> _Work instructions_
Pictures do not belong in the copy; transcribe everything else in the records exactly.

* * * *

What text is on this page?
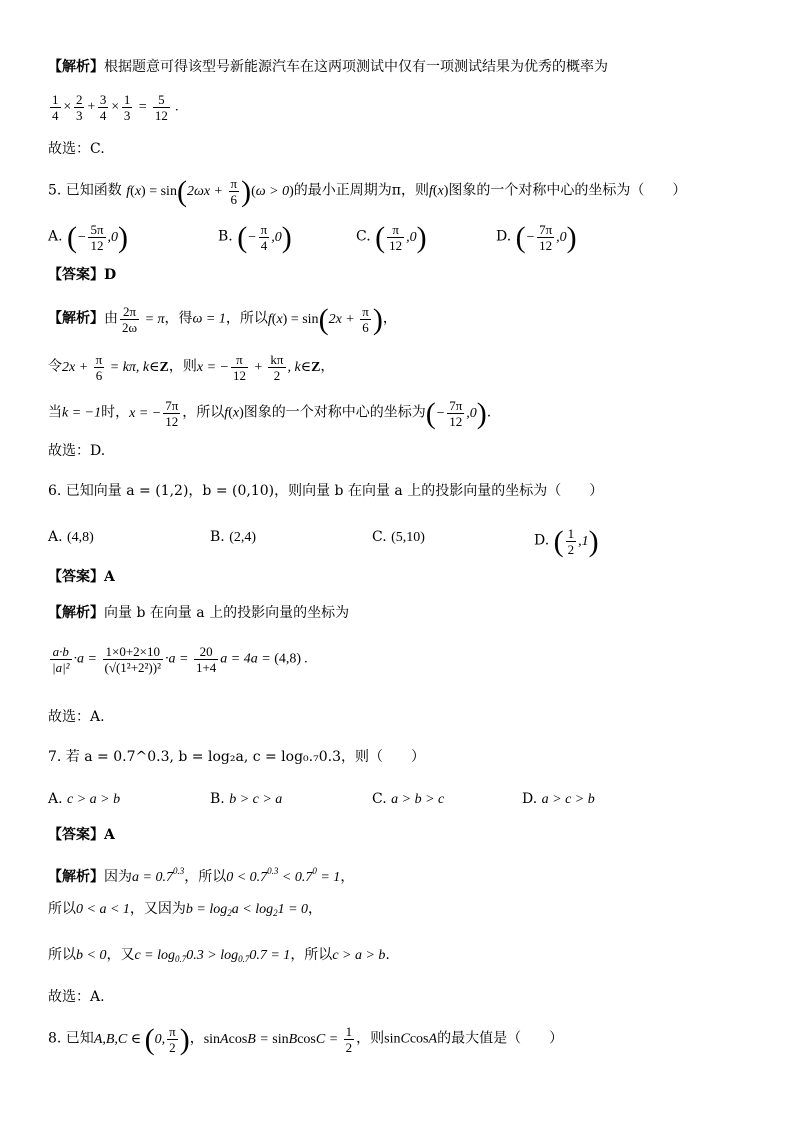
【解析】根据题意可得该型号新能源汽车在这两项测试中仅有一项测试结果为优秀的概率为
$\frac{1}{4} \times \frac{2}{3} + \frac{3}{4} \times \frac{1}{3} = \frac{5}{12}$ .
故选：C.
5. 已知函数 $f(x) = \sin(2\omega x + \frac{\pi}{6} )(\omega > 0)$的最小正周期为π，则f(x)图象的一个对称中心的坐标为（　　）
A. (− $\frac{5\pi}{12} ,0$)	B. (− $\frac{\pi}{4} ,0$)	C. ( $\frac{\pi}{12} ,0$)	D. (− $\frac{7\pi}{12} ,0$)
【答案】D
【解析】由 $\frac{2\pi}{2\omega} = \pi$，得ω = 1，所以$f(x) = \sin(2x + \frac{\pi}{6}$ )，
令$2x + \frac{\pi}{6} = k\pi$, k∈Z，则x = − $\frac{\pi}{12} + \frac{k\pi}{2}$ , k∈Z，
当k = −1时，x = − $\frac{7\pi}{12}$ ，所以f(x)图象的一个对称中心的坐标为(− $\frac{7\pi}{12} ,0$).
故选：D.
6. 已知向量 a = (1,2)，b = (0,10)，则向量 b 在向量 a 上的投影向量的坐标为（　　）
A. (4,8)	B. (2,4)	C. (5,10)	D. ( $\frac{1}{2} ,1$)
【答案】A
【解析】向量 b 在向量 a 上的投影向量的坐标为
$\frac{a\cdot b}{\text{|a|²}} \cdot a = \frac{1\times 0+2\times 10}{\text{(√(1²+2²))²}} \cdot a = \frac{20}{1+4}$ a = 4a = (4,8) .
故选：A.
7. 若 a = 0.7^0.3, b = log₂a, c = log₀.₇0.3，则（　　）
A. c > a > b	B. b > c > a	C. a > b > c	D. a > c > b
【答案】A
【解析】因为$a = 0.7^{0.3}$，所以$0 < 0.7^{0.3} < 0.7^0 = 1$，
所以0 < a < 1，又因为$b = \log_2a < \log_21 = 0$，
所以b < 0，又$c = \log_{0.7}0.3 > \log_{0.7}0.7 = 1$，所以c > a > b.
故选：A.
8. 已知A,B,C ∈ (0, $\frac{\pi}{2}$ )，sinAcosB = sinBcosC = $\frac{1}{2}$ ，则sinCcosA的最大值是（　　）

* * * *

> _Result_
What text is on this page?
【解析】根据题意可得该型号新能源汽车在这两项测试中仅有一项测试结果为优秀的概率为
$\frac{1}{4} \times \frac{2}{3} + \frac{3}{4} \times \frac{1}{3} = \frac{5}{12}$ .
故选：C.
5. 已知函数 $f(x) = \sin(2\omega x + \frac{\pi}{6} )(\omega > 0)$的最小正周期为π，则f(x)图象的一个对称中心的坐标为（　　）
A. (− $\frac{5\pi}{12} ,0$)	B. (− $\frac{\pi}{4} ,0$)	C. ( $\frac{\pi}{12} ,0$)	D. (− $\frac{7\pi}{12} ,0$)
【答案】D
【解析】由 $\frac{2\pi}{2\omega} = \pi$，得ω = 1，所以$f(x) = \sin(2x + \frac{\pi}{6}$ )，
令$2x + \frac{\pi}{6} = k\pi$, k∈Z，则x = − $\frac{\pi}{12} + \frac{k\pi}{2}$ , k∈Z，
当k = −1时，x = − $\frac{7\pi}{12}$ ，所以f(x)图象的一个对称中心的坐标为(− $\frac{7\pi}{12} ,0$).
故选：D.
6. 已知向量 a = (1,2)，b = (0,10)，则向量 b 在向量 a 上的投影向量的坐标为（　　）
A. (4,8)	B. (2,4)	C. (5,10)	D. ( $\frac{1}{2} ,1$)
【答案】A
【解析】向量 b 在向量 a 上的投影向量的坐标为
$\frac{a\cdot b}{\text{|a|²}} \cdot a = \frac{1\times 0+2\times 10}{\text{(√(1²+2²))²}} \cdot a = \frac{20}{1+4}$ a = 4a = (4,8) .
故选：A.
7. 若 a = 0.7^0.3, b = log₂a, c = log₀.₇0.3，则（　　）
A. c > a > b	B. b > c > a	C. a > b > c	D. a > c > b
【答案】A
【解析】因为$a = 0.7^{0.3}$，所以$0 < 0.7^{0.3} < 0.7^0 = 1$，
所以0 < a < 1，又因为$b = \log_2a < \log_21 = 0$，
所以b < 0，又$c = \log_{0.7}0.3 > \log_{0.7}0.7 = 1$，所以c > a > b.
故选：A.
8. 已知A,B,C ∈ (0, $\frac{\pi}{2}$ )，sinAcosB = sinBcosC = $\frac{1}{2}$ ，则sinCcosA的最大值是（　　）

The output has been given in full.